§ **PROVIDED DATA**:
>>>>

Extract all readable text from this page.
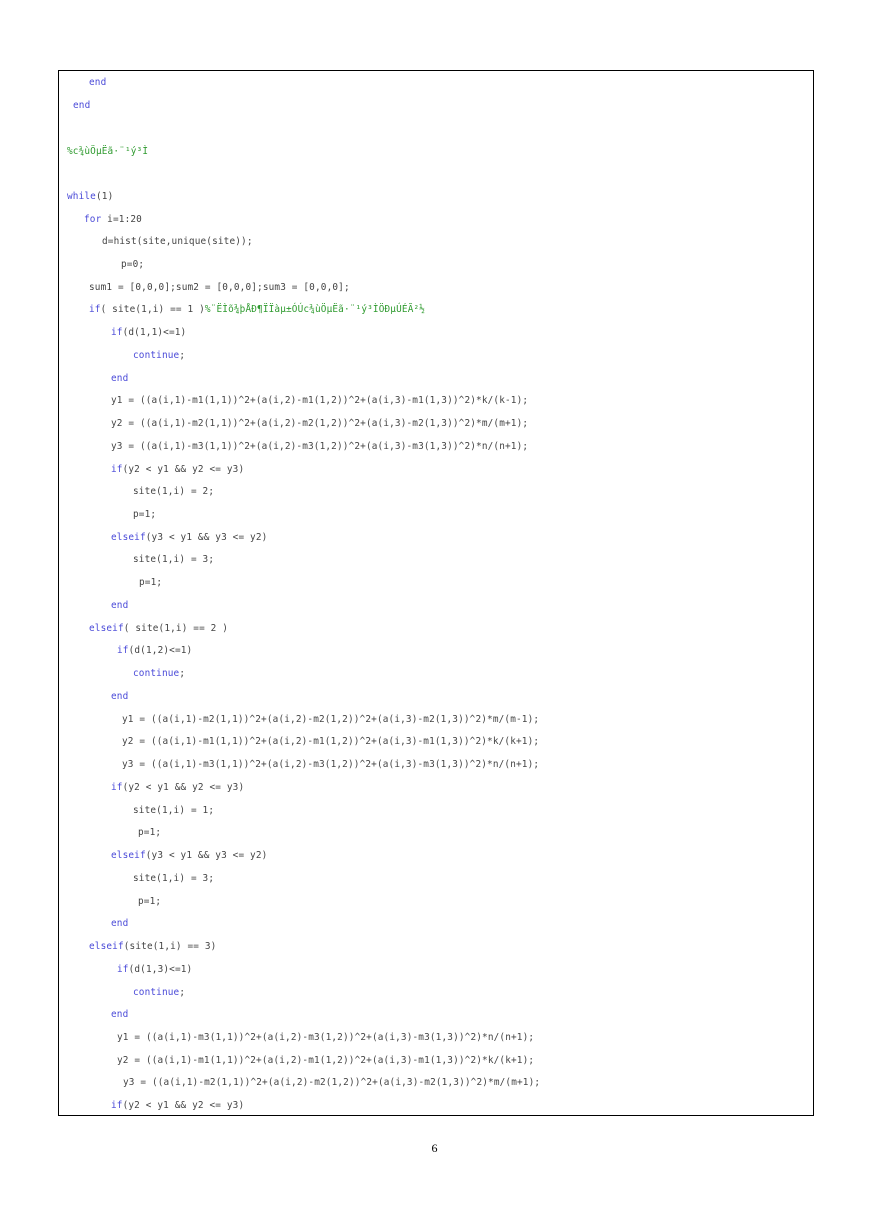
end
end
%c¾ùÖµËã·¨¹ý³Ì
while(1)
for i=1:20
d=hist(site,unique(site));
p=0;
sum1 = [0,0,0];sum2 = [0,0,0];sum3 = [0,0,0];
if( site(1,i) == 1 )%¨ËÌõ¾þÅÐ¶ÏÏàµ±ÓÚc¾ùÖµËã·¨¹ý³ÌÖÐµÚÉÃ²½
if(d(1,1)<=1)
continue;
end
y1 = ((a(i,1)-m1(1,1))^2+(a(i,2)-m1(1,2))^2+(a(i,3)-m1(1,3))^2)*k/(k-1);
y2 = ((a(i,1)-m2(1,1))^2+(a(i,2)-m2(1,2))^2+(a(i,3)-m2(1,3))^2)*m/(m+1);
y3 = ((a(i,1)-m3(1,1))^2+(a(i,2)-m3(1,2))^2+(a(i,3)-m3(1,3))^2)*n/(n+1);
if(y2 < y1 && y2 <= y3)
site(1,i) = 2;
p=1;
elseif(y3 < y1 && y3 <= y2)
site(1,i) = 3;
p=1;
end
elseif( site(1,i) == 2 )
if(d(1,2)<=1)
continue;
end
y1 = ((a(i,1)-m2(1,1))^2+(a(i,2)-m2(1,2))^2+(a(i,3)-m2(1,3))^2)*m/(m-1);
y2 = ((a(i,1)-m1(1,1))^2+(a(i,2)-m1(1,2))^2+(a(i,3)-m1(1,3))^2)*k/(k+1);
y3 = ((a(i,1)-m3(1,1))^2+(a(i,2)-m3(1,2))^2+(a(i,3)-m3(1,3))^2)*n/(n+1);
if(y2 < y1 && y2 <= y3)
site(1,i) = 1;
p=1;
elseif(y3 < y1 && y3 <= y2)
site(1,i) = 3;
p=1;
end
elseif(site(1,i) == 3)
if(d(1,3)<=1)
continue;
end
y1 = ((a(i,1)-m3(1,1))^2+(a(i,2)-m3(1,2))^2+(a(i,3)-m3(1,3))^2)*n/(n+1);
y2 = ((a(i,1)-m1(1,1))^2+(a(i,2)-m1(1,2))^2+(a(i,3)-m1(1,3))^2)*k/(k+1);
y3 = ((a(i,1)-m2(1,1))^2+(a(i,2)-m2(1,2))^2+(a(i,3)-m2(1,3))^2)*m/(m+1);
if(y2 < y1 && y2 <= y3)
6
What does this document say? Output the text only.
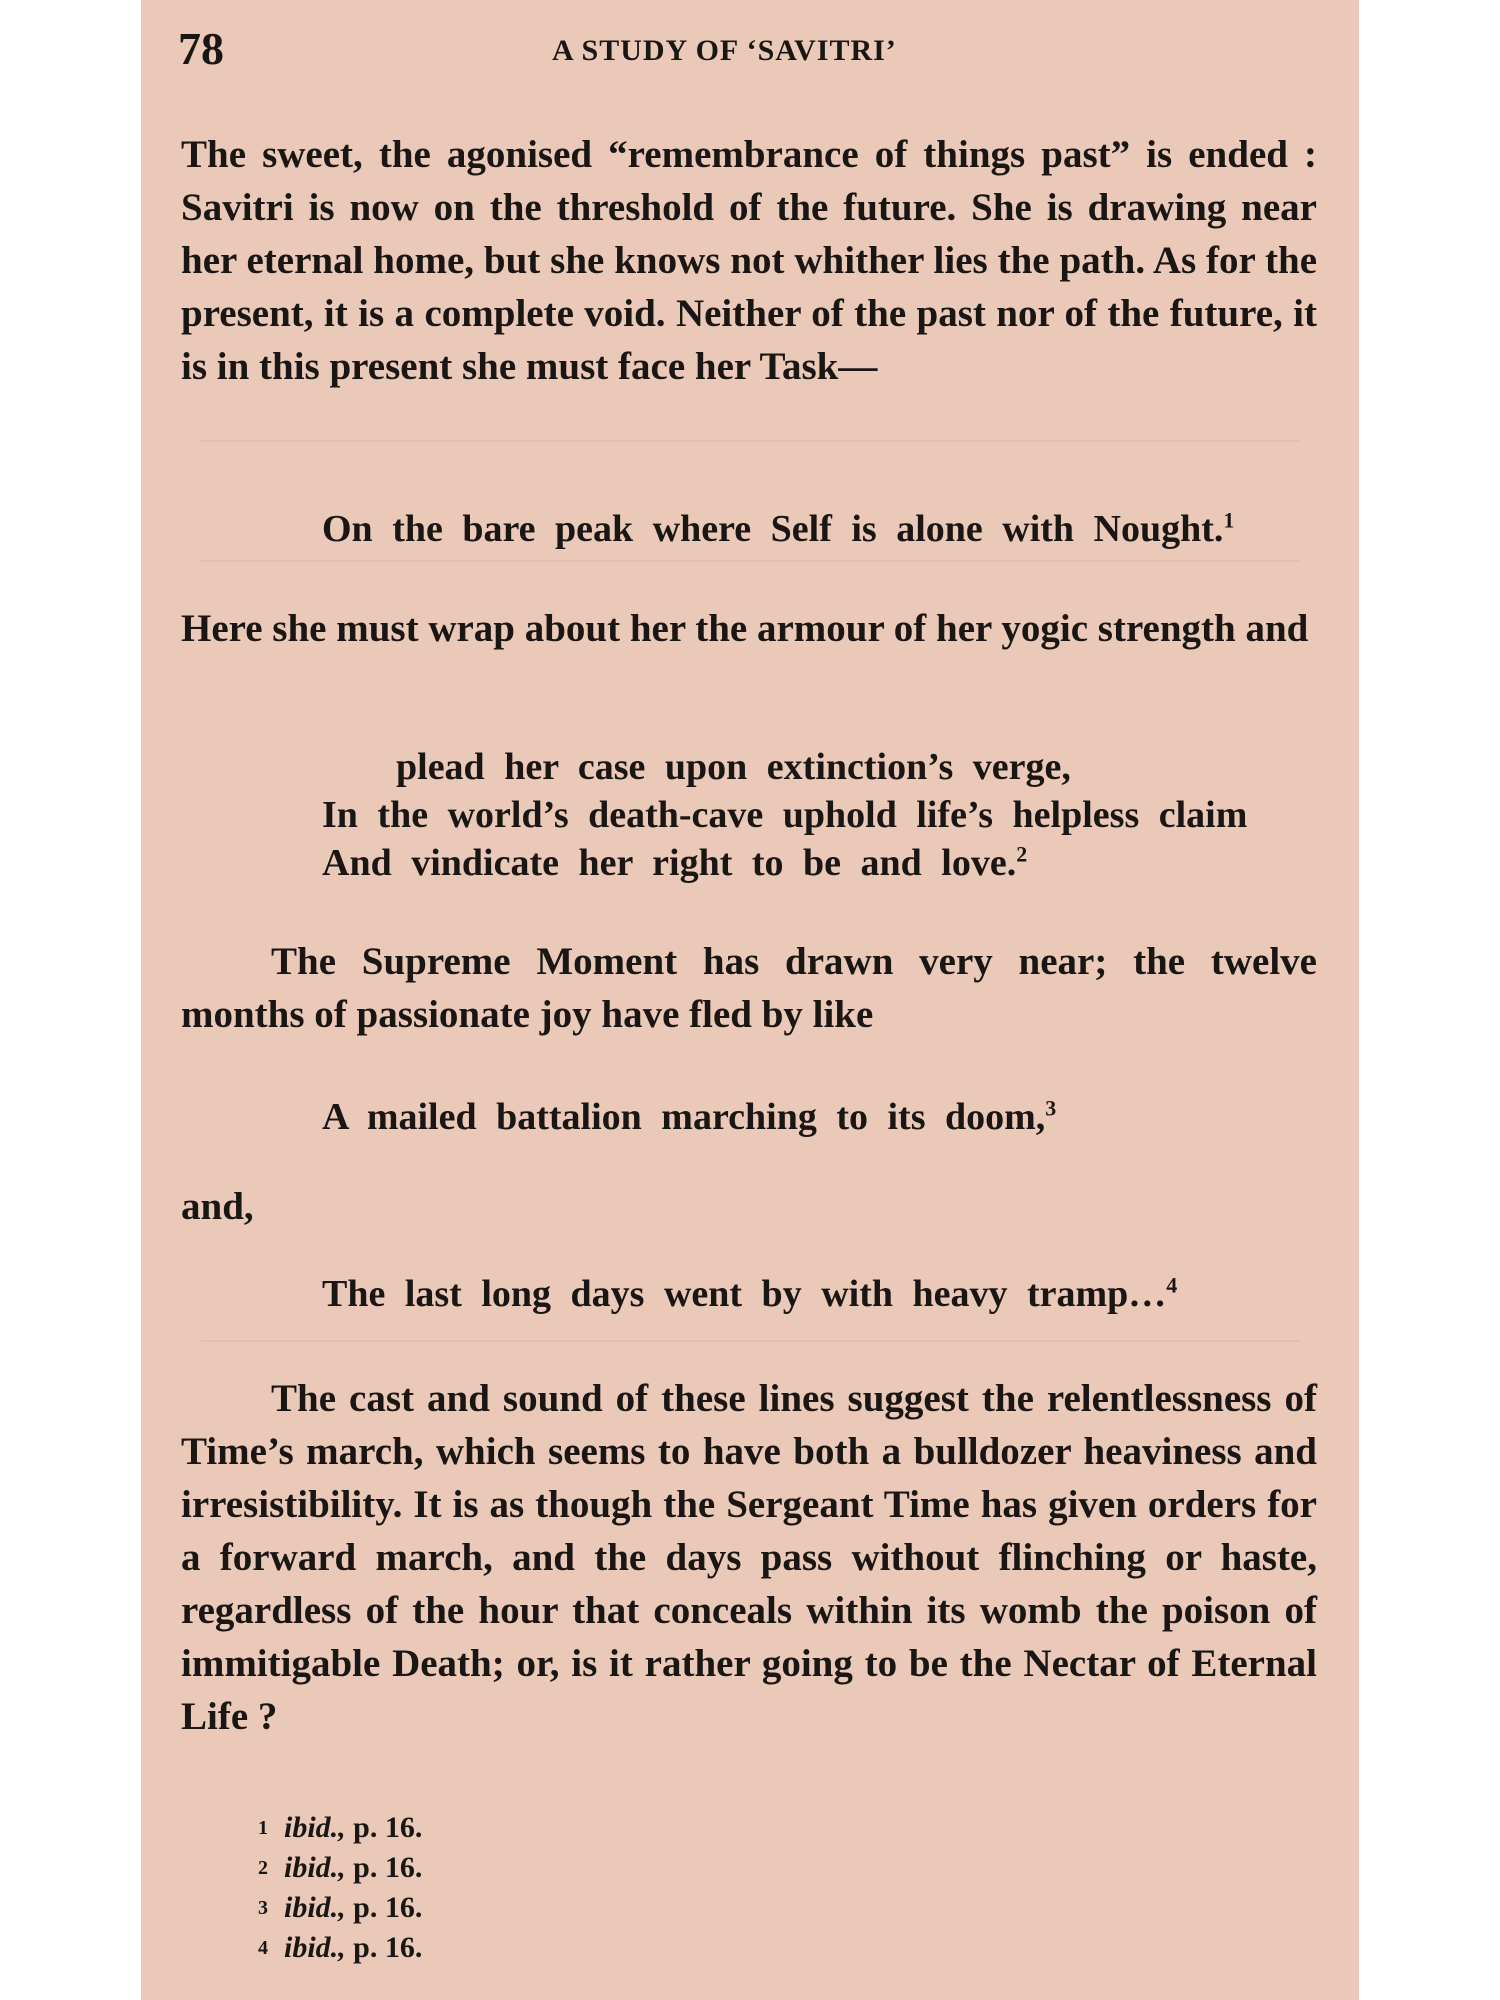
78	A STUDY OF ‘SAVITRI’

The sweet, the agonised “remembrance of things past” is ended : Savitri is now on the threshold of the future. She is drawing near her eternal home, but she knows not whither lies the path. As for the present, it is a complete void. Neither of the past nor of the future, it is in this present she must face her Task—

On the bare peak where Self is alone with Nought.$^1$

Here she must wrap about her the armour of her yogic strength and

plead her case upon extinction’s verge,

In the world’s death-cave uphold life’s helpless claim

And vindicate her right to be and love.$^2$

The Supreme Moment has drawn very near; the twelve months of passionate joy have fled by like

A mailed battalion marching to its doom,$^3$

and,

The last long days went by with heavy tramp…$^4$

The cast and sound of these lines suggest the relentlessness of Time’s march, which seems to have both a bulldozer heaviness and irresistibility. It is as though the Sergeant Time has given orders for a forward march, and the days pass without flinching or haste, regardless of the hour that conceals within its womb the poison of immitigable Death; or, is it rather going to be the Nectar of Eternal Life ?

1 ibid., p. 16.
2 ibid., p. 16.
3 ibid., p. 16.
4 ibid., p. 16.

<<<<

§ **STATED TASK**:
Return from the data every line that holds "this".

§ **WORKED SOLUTION**:
Extract all readable text from this page.
What does this document say? Output the text only.
The sweet, the agonised “remembrance of things past” is ended : Savitri is now on the threshold of the future. She is drawing near her eternal home, but she knows not whither lies the path. As for the present, it is a complete void. Neither of the past nor of the future, it is in this present she must face her Task—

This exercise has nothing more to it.